• TASK INPUT

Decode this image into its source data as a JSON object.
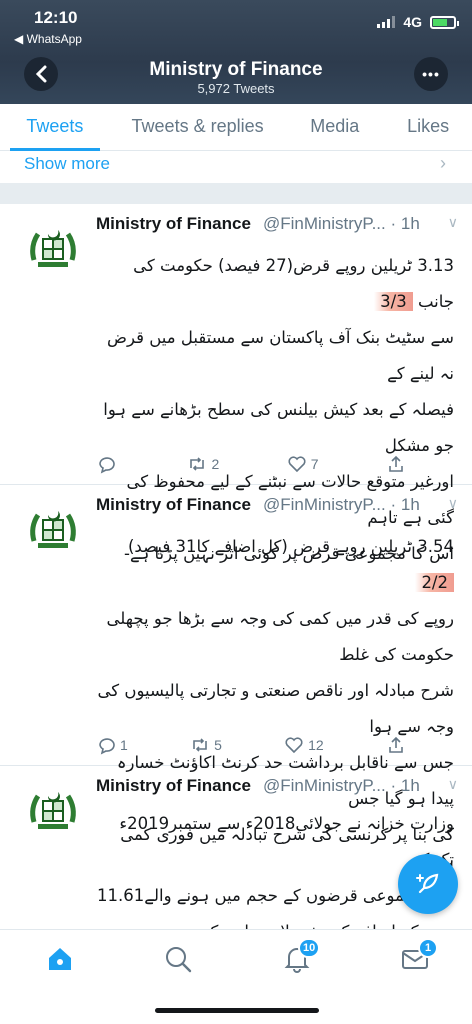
{
  "status": {
    "time": "12:10",
    "back_app": "◀ WhatsApp",
    "network": "4G"
  },
  "header": {
    "title": "Ministry of Finance",
    "subtitle": "5,972 Tweets"
  },
  "tabs": [
    {
      "label": "Tweets",
      "active": true
    },
    {
      "label": "Tweets & replies",
      "active": false
    },
    {
      "label": "Media",
      "active": false
    },
    {
      "label": "Likes",
      "active": false
    }
  ],
  "show_more": "Show more",
  "tweets": [
    {
      "name": "Ministry of Finance",
      "handle": "@FinMinistryP...",
      "time": "· 1h",
      "thread": "3/3",
      "lines": [
        "3.13 ٹریلین روپے قرض(27 فیصد) حکومت کی جانب",
        "سے سٹیٹ بنک آف پاکستان سے مستقبل میں قرض نہ لینے کے",
        "فیصلہ کے بعد کیش بیلنس کی سطح بڑھانے سے ہوا جو مشکل",
        "اورغیر متوقع حالات سے نبٹنے کے لیے محفوظ کی گئی ہے تاہم",
        "اس کا مجموعی قرض پر کوئی اثر نہیں پڑتا ہے-"
      ],
      "replies": "",
      "retweets": "2",
      "likes": "7"
    },
    {
      "name": "Ministry of Finance",
      "handle": "@FinMinistryP...",
      "time": "· 1h",
      "thread": "2/2",
      "lines": [
        "3.54 ٹریلین روپے قرض (کل اضافے کا31 فیصد)",
        "روپے کی قدر میں کمی کی وجہ سے بڑھا جو پچھلی حکومت کی غلط",
        "شرح مبادلہ اور ناقص صنعتی و تجارتی پالیسیوں کی وجہ سے ہوا",
        "جس سے ناقابل برداشت حد کرنٹ اکاؤنٹ خسارہ پیدا ہو گیا جس",
        "کی بنا پر کرنسی کی شرح تبادلہ میں فوری کمی لانا پڑی"
      ],
      "replies": "1",
      "retweets": "5",
      "likes": "12"
    },
    {
      "name": "Ministry of Finance",
      "handle": "@FinMinistryP...",
      "time": "· 1h",
      "lines": [
        "وزارت خزانہ نے جولائی2018ء سے ستمبر2019ء تک کے",
        "مجموعی قرضوں کے حجم میں ہونے والے11.61",
        "روپے کے اضافہ کی تفصیلات جاری کر دیں"
      ]
    }
  ],
  "tabbar": {
    "notifications_badge": "10",
    "messages_badge": "1"
  },
  "colors": {
    "accent": "#1da1f2",
    "header_bg": "#2d3b4d",
    "muted": "#657786"
  }
}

• PROBLEM STATEMENT
Set the pictures aside and transcribe the data above exactly.

• WRITTEN REPLY
Decode this image into its source data as a JSON object.
{
  "status": {
    "time": "12:10",
    "back_app": "◀ WhatsApp",
    "network": "4G"
  },
  "header": {
    "title": "Ministry of Finance",
    "subtitle": "5,972 Tweets"
  },
  "tabs": [
    {
      "label": "Tweets",
      "active": true
    },
    {
      "label": "Tweets & replies",
      "active": false
    },
    {
      "label": "Media",
      "active": false
    },
    {
      "label": "Likes",
      "active": false
    }
  ],
  "show_more": "Show more",
  "tweets": [
    {
      "name": "Ministry of Finance",
      "handle": "@FinMinistryP...",
      "time": "· 1h",
      "thread": "3/3",
      "lines": [
        "3.13 ٹریلین روپے قرض(27 فیصد) حکومت کی جانب",
        "سے سٹیٹ بنک آف پاکستان سے مستقبل میں قرض نہ لینے کے",
        "فیصلہ کے بعد کیش بیلنس کی سطح بڑھانے سے ہوا جو مشکل",
        "اورغیر متوقع حالات سے نبٹنے کے لیے محفوظ کی گئی ہے تاہم",
        "اس کا مجموعی قرض پر کوئی اثر نہیں پڑتا ہے-"
      ],
      "replies": "",
      "retweets": "2",
      "likes": "7"
    },
    {
      "name": "Ministry of Finance",
      "handle": "@FinMinistryP...",
      "time": "· 1h",
      "thread": "2/2",
      "lines": [
        "3.54 ٹریلین روپے قرض (کل اضافے کا31 فیصد)",
        "روپے کی قدر میں کمی کی وجہ سے بڑھا جو پچھلی حکومت کی غلط",
        "شرح مبادلہ اور ناقص صنعتی و تجارتی پالیسیوں کی وجہ سے ہوا",
        "جس سے ناقابل برداشت حد کرنٹ اکاؤنٹ خسارہ پیدا ہو گیا جس",
        "کی بنا پر کرنسی کی شرح تبادلہ میں فوری کمی لانا پڑی"
      ],
      "replies": "1",
      "retweets": "5",
      "likes": "12"
    },
    {
      "name": "Ministry of Finance",
      "handle": "@FinMinistryP...",
      "time": "· 1h",
      "lines": [
        "وزارت خزانہ نے جولائی2018ء سے ستمبر2019ء تک کے",
        "مجموعی قرضوں کے حجم میں ہونے والے11.61",
        "روپے کے اضافہ کی تفصیلات جاری کر دیں"
      ]
    }
  ],
  "tabbar": {
    "notifications_badge": "10",
    "messages_badge": "1"
  },
  "colors": {
    "accent": "#1da1f2",
    "header_bg": "#2d3b4d",
    "muted": "#657786"
  }
}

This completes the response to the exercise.